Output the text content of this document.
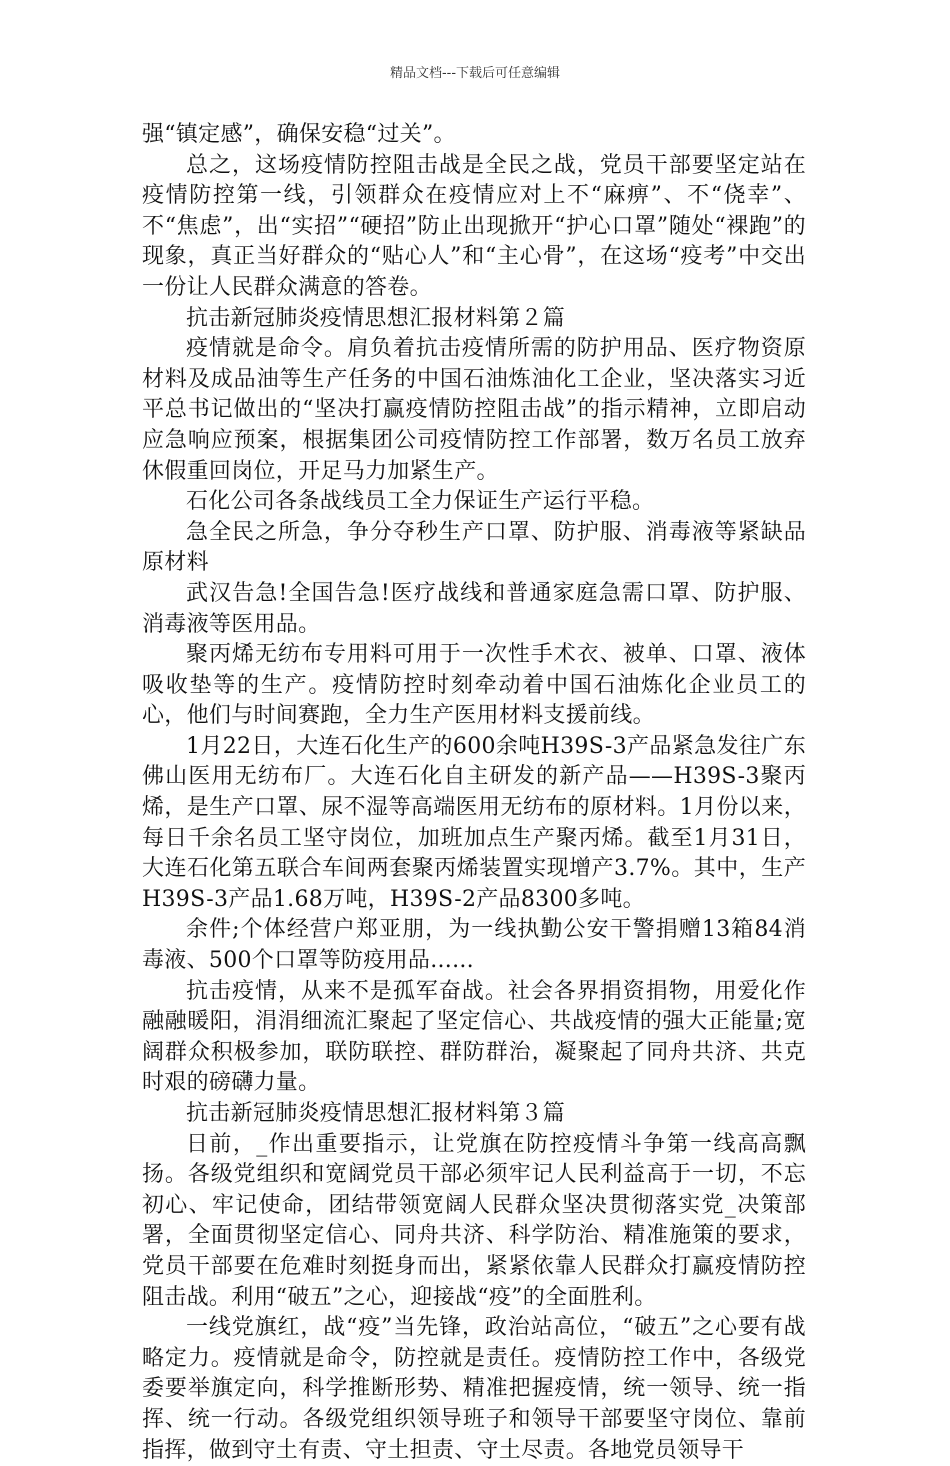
精品文档---下载后可任意编辑

强“镇定感”，确保安稳“过关”。

总之，这场疫情防控阻击战是全民之战，党员干部要坚定站在疫情防控第一线，引领群众在疫情应对上不“麻痹”、不“侥幸”、不“焦虑”，出“实招”“硬招”防止出现掀开“护心口罩”随处“裸跑”的现象，真正当好群众的“贴心人”和“主心骨”，在这场“疫考”中交出一份让人民群众满意的答卷。

抗击新冠肺炎疫情思想汇报材料第２篇

疫情就是命令。肩负着抗击疫情所需的防护用品、医疗物资原材料及成品油等生产任务的中国石油炼油化工企业，坚决落实习近平总书记做出的“坚决打赢疫情防控阻击战”的指示精神，立即启动应急响应预案，根据集团公司疫情防控工作部署，数万名员工放弃休假重回岗位，开足马力加紧生产。

石化公司各条战线员工全力保证生产运行平稳。

急全民之所急，争分夺秒生产口罩、防护服、消毒液等紧缺品原材料

武汉告急!全国告急!医疗战线和普通家庭急需口罩、防护服、消毒液等医用品。

聚丙烯无纺布专用料可用于一次性手术衣、被单、口罩、液体吸收垫等的生产。疫情防控时刻牵动着中国石油炼化企业员工的心，他们与时间赛跑，全力生产医用材料支援前线。

1月22日，大连石化生产的600余吨H39S-3产品紧急发往广东佛山医用无纺布厂。大连石化自主研发的新产品——H39S-3聚丙烯，是生产口罩、尿不湿等高端医用无纺布的原材料。1月份以来，每日千余名员工坚守岗位，加班加点生产聚丙烯。截至1月31日，大连石化第五联合车间两套聚丙烯装置实现增产3.7%。其中，生产H39S-3产品1.68万吨，H39S-2产品8300多吨。

余件;个体经营户郑亚朋，为一线执勤公安干警捐赠13箱84消毒液、500个口罩等防疫用品......

抗击疫情，从来不是孤军奋战。社会各界捐资捐物，用爱化作融融暖阳，涓涓细流汇聚起了坚定信心、共战疫情的强大正能量;宽阔群众积极参加，联防联控、群防群治，凝聚起了同舟共济、共克时艰的磅礴力量。

抗击新冠肺炎疫情思想汇报材料第３篇

日前，_作出重要指示，让党旗在防控疫情斗争第一线高高飘扬。各级党组织和宽阔党员干部必须牢记人民利益高于一切，不忘初心、牢记使命，团结带领宽阔人民群众坚决贯彻落实党_决策部署，全面贯彻坚定信心、同舟共济、科学防治、精准施策的要求，党员干部要在危难时刻挺身而出，紧紧依靠人民群众打赢疫情防控阻击战。利用“破五”之心，迎接战“疫”的全面胜利。

一线党旗红，战“疫”当先锋，政治站高位，“破五”之心要有战略定力。疫情就是命令，防控就是责任。疫情防控工作中，各级党委要举旗定向，科学推断形势、精准把握疫情，统一领导、统一指挥、统一行动。各级党组织领导班子和领导干部要坚守岗位、靠前指挥，做到守土有责、守土担责、守土尽责。各地党员领导干
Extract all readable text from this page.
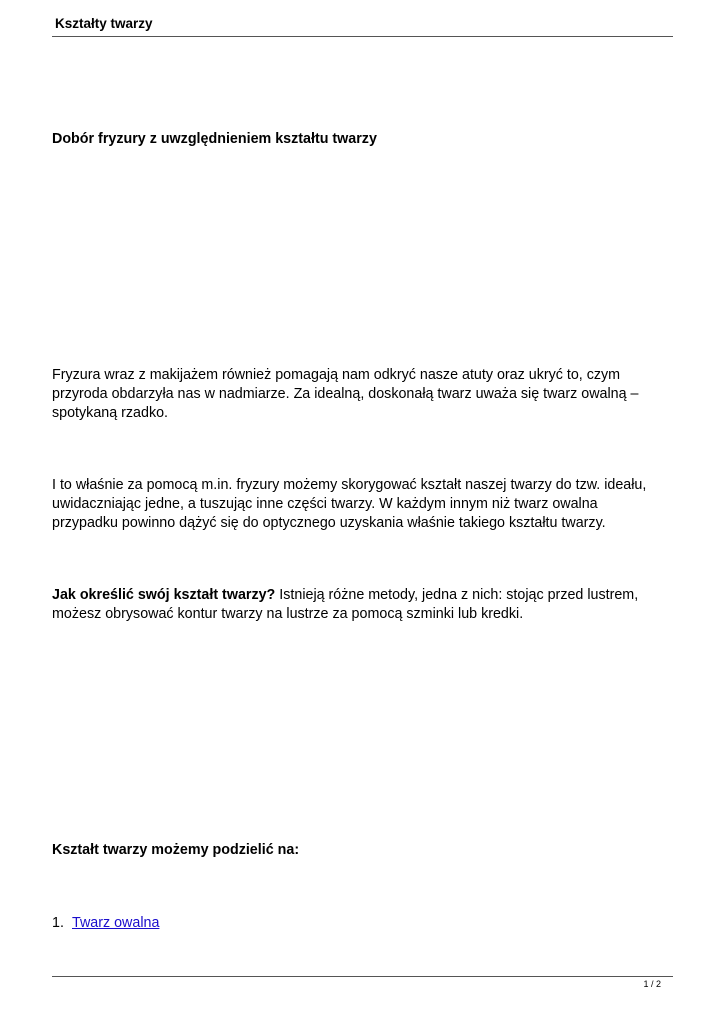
Kształty twarzy
Dobór fryzury z uwzględnieniem kształtu twarzy
Fryzura wraz z makijażem również pomagają nam odkryć nasze atuty oraz ukryć to, czym przyroda obdarzyła nas w nadmiarze. Za idealną, doskonałą twarz uważa się twarz owalną – spotykaną rzadko.
I to właśnie za pomocą m.in. fryzury możemy skorygować kształt naszej twarzy do tzw. ideału, uwidaczniając jedne, a tuszując inne części twarzy. W każdym innym niż twarz owalna przypadku powinno dążyć się do optycznego uzyskania właśnie takiego kształtu twarzy.
Jak określić swój kształt twarzy? Istnieją różne metody, jedna z nich: stojąc przed lustrem, możesz obrysować kontur twarzy na lustrze za pomocą szminki lub kredki.
Kształt twarzy możemy podzielić na:
1. Twarz owalna
1 / 2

▶ _What to work on_
Please copy the lines above, starting at the one that holds "Extract all readable text from this page." and stopping after the last line, exactly as they appear and minus the pictures.

▶ _In response_
Extract all readable text from this page.
Kształty twarzy
Dobór fryzury z uwzględnieniem kształtu twarzy
Fryzura wraz z makijażem również pomagają nam odkryć nasze atuty oraz ukryć to, czym przyroda obdarzyła nas w nadmiarze. Za idealną, doskonałą twarz uważa się twarz owalną – spotykaną rzadko.
I to właśnie za pomocą m.in. fryzury możemy skorygować kształt naszej twarzy do tzw. ideału, uwidaczniając jedne, a tuszując inne części twarzy. W każdym innym niż twarz owalna przypadku powinno dążyć się do optycznego uzyskania właśnie takiego kształtu twarzy.
Jak określić swój kształt twarzy? Istnieją różne metody, jedna z nich: stojąc przed lustrem, możesz obrysować kontur twarzy na lustrze za pomocą szminki lub kredki.
Kształt twarzy możemy podzielić na:
1. Twarz owalna
1 / 2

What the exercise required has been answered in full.